**Dataset listings of figures:**
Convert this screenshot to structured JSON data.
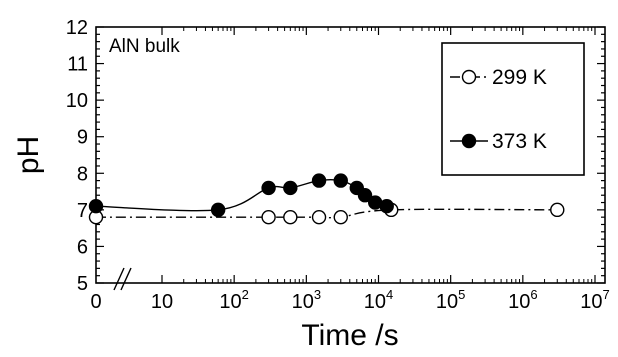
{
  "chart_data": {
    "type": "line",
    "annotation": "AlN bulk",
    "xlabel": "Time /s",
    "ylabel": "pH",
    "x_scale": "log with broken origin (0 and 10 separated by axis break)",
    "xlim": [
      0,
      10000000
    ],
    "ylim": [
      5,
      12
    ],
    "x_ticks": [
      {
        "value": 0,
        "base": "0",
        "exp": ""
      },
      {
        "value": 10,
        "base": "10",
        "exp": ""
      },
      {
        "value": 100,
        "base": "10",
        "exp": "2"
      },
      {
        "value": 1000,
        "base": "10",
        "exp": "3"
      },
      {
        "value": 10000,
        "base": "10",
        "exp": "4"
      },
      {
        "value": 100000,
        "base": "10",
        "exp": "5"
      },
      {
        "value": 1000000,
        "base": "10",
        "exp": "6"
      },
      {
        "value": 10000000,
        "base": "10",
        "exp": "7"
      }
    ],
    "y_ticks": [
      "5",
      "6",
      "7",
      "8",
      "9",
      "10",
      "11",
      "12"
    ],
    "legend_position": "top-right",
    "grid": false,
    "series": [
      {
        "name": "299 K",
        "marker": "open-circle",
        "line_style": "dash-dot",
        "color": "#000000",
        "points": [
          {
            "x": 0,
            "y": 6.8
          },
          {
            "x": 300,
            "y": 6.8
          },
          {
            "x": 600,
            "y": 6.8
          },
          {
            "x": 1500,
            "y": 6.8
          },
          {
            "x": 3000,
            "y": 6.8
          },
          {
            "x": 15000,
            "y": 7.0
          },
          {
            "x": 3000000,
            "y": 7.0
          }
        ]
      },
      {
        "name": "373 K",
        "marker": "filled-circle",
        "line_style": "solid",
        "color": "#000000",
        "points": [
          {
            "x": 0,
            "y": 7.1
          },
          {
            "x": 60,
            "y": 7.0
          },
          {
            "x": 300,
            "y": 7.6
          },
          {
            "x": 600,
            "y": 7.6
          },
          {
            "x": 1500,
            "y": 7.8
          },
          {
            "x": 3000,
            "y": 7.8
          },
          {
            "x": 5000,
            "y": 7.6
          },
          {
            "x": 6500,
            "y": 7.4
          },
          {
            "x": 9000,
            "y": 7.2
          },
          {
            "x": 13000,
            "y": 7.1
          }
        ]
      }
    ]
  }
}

...

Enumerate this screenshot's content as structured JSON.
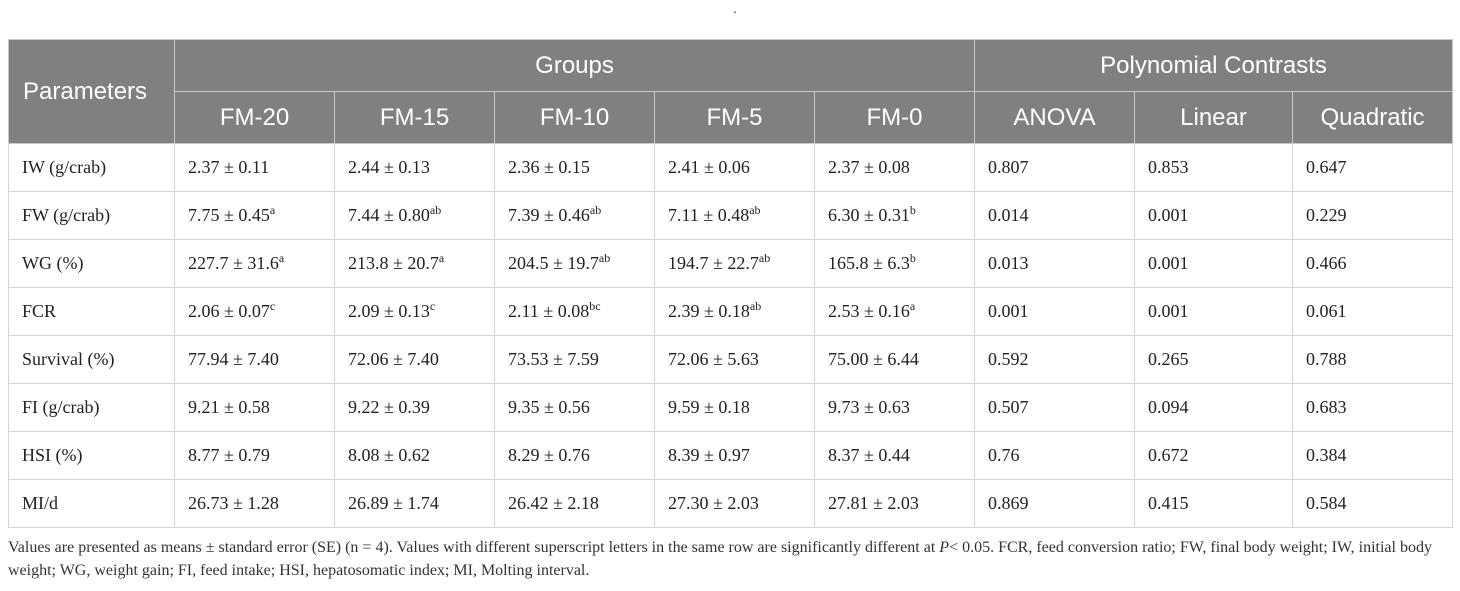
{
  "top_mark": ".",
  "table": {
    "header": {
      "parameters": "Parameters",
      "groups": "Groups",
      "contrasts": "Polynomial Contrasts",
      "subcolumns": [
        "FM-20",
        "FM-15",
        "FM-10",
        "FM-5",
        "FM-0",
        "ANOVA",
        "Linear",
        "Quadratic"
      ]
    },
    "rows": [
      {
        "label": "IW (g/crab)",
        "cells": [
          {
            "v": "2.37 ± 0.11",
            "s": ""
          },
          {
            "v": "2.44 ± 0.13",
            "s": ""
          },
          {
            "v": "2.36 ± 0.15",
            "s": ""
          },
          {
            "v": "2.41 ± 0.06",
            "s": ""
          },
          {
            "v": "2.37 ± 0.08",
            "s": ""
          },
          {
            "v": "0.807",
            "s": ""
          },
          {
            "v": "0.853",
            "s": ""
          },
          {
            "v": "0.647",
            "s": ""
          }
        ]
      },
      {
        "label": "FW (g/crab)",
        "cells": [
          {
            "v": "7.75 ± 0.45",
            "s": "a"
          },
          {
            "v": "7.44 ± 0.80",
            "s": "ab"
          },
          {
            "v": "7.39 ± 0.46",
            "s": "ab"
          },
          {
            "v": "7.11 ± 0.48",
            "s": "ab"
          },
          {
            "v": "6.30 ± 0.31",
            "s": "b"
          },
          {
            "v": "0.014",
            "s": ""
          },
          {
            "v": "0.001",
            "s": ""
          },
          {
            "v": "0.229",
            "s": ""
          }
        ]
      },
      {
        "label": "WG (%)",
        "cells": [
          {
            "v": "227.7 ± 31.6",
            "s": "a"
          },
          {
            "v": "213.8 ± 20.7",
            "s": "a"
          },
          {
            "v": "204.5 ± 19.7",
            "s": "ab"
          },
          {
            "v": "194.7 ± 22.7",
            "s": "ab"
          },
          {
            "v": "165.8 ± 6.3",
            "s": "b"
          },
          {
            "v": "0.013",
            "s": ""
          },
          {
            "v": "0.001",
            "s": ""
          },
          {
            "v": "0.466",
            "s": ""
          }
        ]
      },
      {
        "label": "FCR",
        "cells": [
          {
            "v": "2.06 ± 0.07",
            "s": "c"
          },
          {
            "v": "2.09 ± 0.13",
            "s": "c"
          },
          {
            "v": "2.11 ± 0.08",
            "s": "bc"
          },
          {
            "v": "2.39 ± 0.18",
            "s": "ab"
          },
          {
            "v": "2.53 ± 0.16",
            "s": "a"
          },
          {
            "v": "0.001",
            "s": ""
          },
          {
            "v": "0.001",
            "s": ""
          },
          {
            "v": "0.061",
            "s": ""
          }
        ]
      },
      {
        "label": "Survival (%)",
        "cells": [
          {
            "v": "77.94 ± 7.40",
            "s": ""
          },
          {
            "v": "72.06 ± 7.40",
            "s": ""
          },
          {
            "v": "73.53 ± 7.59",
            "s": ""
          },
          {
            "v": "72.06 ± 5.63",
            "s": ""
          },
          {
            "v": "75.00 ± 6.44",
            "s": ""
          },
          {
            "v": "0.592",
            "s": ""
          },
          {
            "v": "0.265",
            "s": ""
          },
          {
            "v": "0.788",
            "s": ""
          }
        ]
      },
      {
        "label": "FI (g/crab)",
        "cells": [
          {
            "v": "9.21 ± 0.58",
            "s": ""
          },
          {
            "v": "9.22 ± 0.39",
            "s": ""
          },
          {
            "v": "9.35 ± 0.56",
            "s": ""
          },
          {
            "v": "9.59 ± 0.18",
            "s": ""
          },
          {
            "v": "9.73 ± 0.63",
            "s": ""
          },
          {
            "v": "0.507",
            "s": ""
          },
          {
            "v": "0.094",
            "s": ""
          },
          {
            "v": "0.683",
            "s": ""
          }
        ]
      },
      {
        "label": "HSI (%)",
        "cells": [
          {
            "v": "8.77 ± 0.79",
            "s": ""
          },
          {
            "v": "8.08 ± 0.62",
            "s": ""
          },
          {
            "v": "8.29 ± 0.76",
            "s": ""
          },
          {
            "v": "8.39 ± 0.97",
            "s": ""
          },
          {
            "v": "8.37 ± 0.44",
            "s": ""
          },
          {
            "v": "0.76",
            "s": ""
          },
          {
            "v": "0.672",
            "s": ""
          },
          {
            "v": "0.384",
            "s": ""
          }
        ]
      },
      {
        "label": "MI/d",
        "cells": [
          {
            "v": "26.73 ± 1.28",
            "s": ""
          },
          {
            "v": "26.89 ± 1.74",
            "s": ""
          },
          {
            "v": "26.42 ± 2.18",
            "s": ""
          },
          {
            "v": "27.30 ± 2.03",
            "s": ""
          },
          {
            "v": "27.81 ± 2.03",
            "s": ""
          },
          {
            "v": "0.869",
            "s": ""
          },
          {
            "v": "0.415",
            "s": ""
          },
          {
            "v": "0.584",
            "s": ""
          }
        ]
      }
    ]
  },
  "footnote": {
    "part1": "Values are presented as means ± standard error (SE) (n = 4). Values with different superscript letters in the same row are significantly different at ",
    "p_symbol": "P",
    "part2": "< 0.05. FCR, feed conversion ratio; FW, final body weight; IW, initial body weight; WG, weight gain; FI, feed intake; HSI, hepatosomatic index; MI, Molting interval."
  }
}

**Task to carry out:**
Pick out each line containing the string "with" and copy it.

**Written reply:**
    "x_scale": "log with broken origin (0 and 10 separated by axis break)",
    "part1": "Values are presented as means ± standard error (SE) (n = 4). Values with different superscript letters in the same row are significantly different at ",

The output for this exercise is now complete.